Your job is to restate each entry word for word.

• [Data]

○ ○ ○ ○

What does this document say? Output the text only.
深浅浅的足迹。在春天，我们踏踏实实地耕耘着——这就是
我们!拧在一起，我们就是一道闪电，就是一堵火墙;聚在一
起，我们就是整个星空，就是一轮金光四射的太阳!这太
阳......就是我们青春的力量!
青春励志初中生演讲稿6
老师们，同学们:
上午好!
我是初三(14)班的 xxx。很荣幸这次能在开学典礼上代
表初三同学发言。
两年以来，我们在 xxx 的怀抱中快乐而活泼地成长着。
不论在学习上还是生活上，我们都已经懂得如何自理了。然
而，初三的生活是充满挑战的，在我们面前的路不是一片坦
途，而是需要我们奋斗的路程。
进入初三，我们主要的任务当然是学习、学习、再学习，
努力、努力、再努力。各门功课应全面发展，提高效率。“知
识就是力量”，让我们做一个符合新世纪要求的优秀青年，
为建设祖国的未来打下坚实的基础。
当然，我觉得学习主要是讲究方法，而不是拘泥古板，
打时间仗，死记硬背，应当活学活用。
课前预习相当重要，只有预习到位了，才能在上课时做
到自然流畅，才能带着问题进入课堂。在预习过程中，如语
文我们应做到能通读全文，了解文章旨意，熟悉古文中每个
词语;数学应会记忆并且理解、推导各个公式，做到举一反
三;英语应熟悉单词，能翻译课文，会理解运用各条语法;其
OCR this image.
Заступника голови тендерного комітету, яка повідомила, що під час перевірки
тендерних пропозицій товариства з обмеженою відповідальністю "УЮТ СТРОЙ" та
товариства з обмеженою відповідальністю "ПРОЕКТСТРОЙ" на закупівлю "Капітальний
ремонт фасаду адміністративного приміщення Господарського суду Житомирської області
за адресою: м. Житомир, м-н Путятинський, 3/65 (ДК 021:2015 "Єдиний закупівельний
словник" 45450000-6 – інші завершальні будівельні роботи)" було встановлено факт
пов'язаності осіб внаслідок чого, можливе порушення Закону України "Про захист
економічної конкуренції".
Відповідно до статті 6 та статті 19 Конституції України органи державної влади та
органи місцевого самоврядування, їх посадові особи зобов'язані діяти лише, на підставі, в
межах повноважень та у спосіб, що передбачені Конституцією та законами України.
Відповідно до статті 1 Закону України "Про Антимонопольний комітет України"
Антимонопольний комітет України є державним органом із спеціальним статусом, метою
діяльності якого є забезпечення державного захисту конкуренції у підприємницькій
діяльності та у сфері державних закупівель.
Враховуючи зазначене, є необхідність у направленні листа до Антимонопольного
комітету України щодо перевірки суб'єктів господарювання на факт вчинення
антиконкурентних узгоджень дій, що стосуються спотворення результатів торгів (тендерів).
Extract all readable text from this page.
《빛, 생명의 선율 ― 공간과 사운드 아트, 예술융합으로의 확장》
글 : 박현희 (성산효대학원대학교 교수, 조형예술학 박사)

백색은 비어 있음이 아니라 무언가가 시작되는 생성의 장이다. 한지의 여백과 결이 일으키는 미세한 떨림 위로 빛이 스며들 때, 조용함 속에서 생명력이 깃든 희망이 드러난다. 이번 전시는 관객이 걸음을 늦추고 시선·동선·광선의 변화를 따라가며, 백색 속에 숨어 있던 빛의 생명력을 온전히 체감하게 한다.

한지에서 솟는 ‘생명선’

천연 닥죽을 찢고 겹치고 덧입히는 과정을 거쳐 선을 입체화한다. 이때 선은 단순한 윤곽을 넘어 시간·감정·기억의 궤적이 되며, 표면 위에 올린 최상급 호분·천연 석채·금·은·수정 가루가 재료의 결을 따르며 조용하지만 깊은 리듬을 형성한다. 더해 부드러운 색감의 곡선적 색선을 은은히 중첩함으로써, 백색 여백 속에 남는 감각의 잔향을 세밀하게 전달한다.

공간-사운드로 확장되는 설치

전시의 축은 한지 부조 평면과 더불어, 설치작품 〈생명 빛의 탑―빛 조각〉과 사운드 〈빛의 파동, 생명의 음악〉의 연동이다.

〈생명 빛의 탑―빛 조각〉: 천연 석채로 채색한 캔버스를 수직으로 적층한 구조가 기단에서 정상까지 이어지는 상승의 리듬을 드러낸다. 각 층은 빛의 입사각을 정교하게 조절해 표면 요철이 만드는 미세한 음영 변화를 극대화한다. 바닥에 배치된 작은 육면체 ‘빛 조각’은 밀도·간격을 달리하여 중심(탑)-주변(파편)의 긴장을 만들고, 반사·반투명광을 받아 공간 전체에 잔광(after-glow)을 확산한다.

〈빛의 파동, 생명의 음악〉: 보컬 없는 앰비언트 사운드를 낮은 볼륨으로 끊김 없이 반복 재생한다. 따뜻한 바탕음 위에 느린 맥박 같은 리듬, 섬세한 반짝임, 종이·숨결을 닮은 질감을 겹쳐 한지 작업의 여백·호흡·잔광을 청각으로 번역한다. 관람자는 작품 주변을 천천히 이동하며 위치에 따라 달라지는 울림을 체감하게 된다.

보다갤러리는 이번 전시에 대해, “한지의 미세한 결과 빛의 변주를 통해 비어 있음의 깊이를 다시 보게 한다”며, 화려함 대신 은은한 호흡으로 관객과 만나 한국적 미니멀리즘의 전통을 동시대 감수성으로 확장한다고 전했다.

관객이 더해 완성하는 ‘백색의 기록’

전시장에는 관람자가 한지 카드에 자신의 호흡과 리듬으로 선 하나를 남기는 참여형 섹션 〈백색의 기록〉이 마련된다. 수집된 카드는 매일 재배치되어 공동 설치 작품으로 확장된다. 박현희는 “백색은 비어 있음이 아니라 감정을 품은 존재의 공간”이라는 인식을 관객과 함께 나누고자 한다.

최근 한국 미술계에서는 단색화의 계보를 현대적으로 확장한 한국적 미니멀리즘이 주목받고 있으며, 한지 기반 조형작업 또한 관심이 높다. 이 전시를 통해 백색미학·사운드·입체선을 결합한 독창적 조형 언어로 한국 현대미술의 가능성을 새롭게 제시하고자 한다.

○ ○ ○ ○

• [Full response]
What does this document say? Output the text only.
深浅浅的足迹。在春天，我们踏踏实实地耕耘着——这就是
我们!拧在一起，我们就是一道闪电，就是一堵火墙;聚在一
起，我们就是整个星空，就是一轮金光四射的太阳!这太
阳......就是我们青春的力量!
青春励志初中生演讲稿6
老师们，同学们:
上午好!
我是初三(14)班的 xxx。很荣幸这次能在开学典礼上代
表初三同学发言。
两年以来，我们在 xxx 的怀抱中快乐而活泼地成长着。
不论在学习上还是生活上，我们都已经懂得如何自理了。然
而，初三的生活是充满挑战的，在我们面前的路不是一片坦
途，而是需要我们奋斗的路程。
进入初三，我们主要的任务当然是学习、学习、再学习，
努力、努力、再努力。各门功课应全面发展，提高效率。“知
识就是力量”，让我们做一个符合新世纪要求的优秀青年，
为建设祖国的未来打下坚实的基础。
当然，我觉得学习主要是讲究方法，而不是拘泥古板，
打时间仗，死记硬背，应当活学活用。
课前预习相当重要，只有预习到位了，才能在上课时做
到自然流畅，才能带着问题进入课堂。在预习过程中，如语
文我们应做到能通读全文，了解文章旨意，熟悉古文中每个
词语;数学应会记忆并且理解、推导各个公式，做到举一反
三;英语应熟悉单词，能翻译课文，会理解运用各条语法;其
OCR this image.
Заступника голови тендерного комітету, яка повідомила, що під час перевірки
тендерних пропозицій товариства з обмеженою відповідальністю "УЮТ СТРОЙ" та
товариства з обмеженою відповідальністю "ПРОЕКТСТРОЙ" на закупівлю "Капітальний
ремонт фасаду адміністративного приміщення Господарського суду Житомирської області
за адресою: м. Житомир, м-н Путятинський, 3/65 (ДК 021:2015 "Єдиний закупівельний
словник" 45450000-6 – інші завершальні будівельні роботи)" було встановлено факт
пов'язаності осіб внаслідок чого, можливе порушення Закону України "Про захист
економічної конкуренції".
Відповідно до статті 6 та статті 19 Конституції України органи державної влади та
органи місцевого самоврядування, їх посадові особи зобов'язані діяти лише, на підставі, в
межах повноважень та у спосіб, що передбачені Конституцією та законами України.
Відповідно до статті 1 Закону України "Про Антимонопольний комітет України"
Антимонопольний комітет України є державним органом із спеціальним статусом, метою
діяльності якого є забезпечення державного захисту конкуренції у підприємницькій
діяльності та у сфері державних закупівель.
Враховуючи зазначене, є необхідність у направленні листа до Антимонопольного
комітету України щодо перевірки суб'єктів господарювання на факт вчинення
антиконкурентних узгоджень дій, що стосуються спотворення результатів торгів (тендерів).
Extract all readable text from this page.
《빛, 생명의 선율 ― 공간과 사운드 아트, 예술융합으로의 확장》
글 : 박현희 (성산효대학원대학교 교수, 조형예술학 박사)

백색은 비어 있음이 아니라 무언가가 시작되는 생성의 장이다. 한지의 여백과 결이 일으키는 미세한 떨림 위로 빛이 스며들 때, 조용함 속에서 생명력이 깃든 희망이 드러난다. 이번 전시는 관객이 걸음을 늦추고 시선·동선·광선의 변화를 따라가며, 백색 속에 숨어 있던 빛의 생명력을 온전히 체감하게 한다.

한지에서 솟는 ‘생명선’

천연 닥죽을 찢고 겹치고 덧입히는 과정을 거쳐 선을 입체화한다. 이때 선은 단순한 윤곽을 넘어 시간·감정·기억의 궤적이 되며, 표면 위에 올린 최상급 호분·천연 석채·금·은·수정 가루가 재료의 결을 따르며 조용하지만 깊은 리듬을 형성한다. 더해 부드러운 색감의 곡선적 색선을 은은히 중첩함으로써, 백색 여백 속에 남는 감각의 잔향을 세밀하게 전달한다.

공간-사운드로 확장되는 설치

전시의 축은 한지 부조 평면과 더불어, 설치작품 〈생명 빛의 탑―빛 조각〉과 사운드 〈빛의 파동, 생명의 음악〉의 연동이다.

〈생명 빛의 탑―빛 조각〉: 천연 석채로 채색한 캔버스를 수직으로 적층한 구조가 기단에서 정상까지 이어지는 상승의 리듬을 드러낸다. 각 층은 빛의 입사각을 정교하게 조절해 표면 요철이 만드는 미세한 음영 변화를 극대화한다. 바닥에 배치된 작은 육면체 ‘빛 조각’은 밀도·간격을 달리하여 중심(탑)-주변(파편)의 긴장을 만들고, 반사·반투명광을 받아 공간 전체에 잔광(after-glow)을 확산한다.

〈빛의 파동, 생명의 음악〉: 보컬 없는 앰비언트 사운드를 낮은 볼륨으로 끊김 없이 반복 재생한다. 따뜻한 바탕음 위에 느린 맥박 같은 리듬, 섬세한 반짝임, 종이·숨결을 닮은 질감을 겹쳐 한지 작업의 여백·호흡·잔광을 청각으로 번역한다. 관람자는 작품 주변을 천천히 이동하며 위치에 따라 달라지는 울림을 체감하게 된다.

보다갤러리는 이번 전시에 대해, “한지의 미세한 결과 빛의 변주를 통해 비어 있음의 깊이를 다시 보게 한다”며, 화려함 대신 은은한 호흡으로 관객과 만나 한국적 미니멀리즘의 전통을 동시대 감수성으로 확장한다고 전했다.

관객이 더해 완성하는 ‘백색의 기록’

전시장에는 관람자가 한지 카드에 자신의 호흡과 리듬으로 선 하나를 남기는 참여형 섹션 〈백색의 기록〉이 마련된다. 수집된 카드는 매일 재배치되어 공동 설치 작품으로 확장된다. 박현희는 “백색은 비어 있음이 아니라 감정을 품은 존재의 공간”이라는 인식을 관객과 함께 나누고자 한다.

최근 한국 미술계에서는 단색화의 계보를 현대적으로 확장한 한국적 미니멀리즘이 주목받고 있으며, 한지 기반 조형작업 또한 관심이 높다. 이 전시를 통해 백색미학·사운드·입체선을 결합한 독창적 조형 언어로 한국 현대미술의 가능성을 새롭게 제시하고자 한다.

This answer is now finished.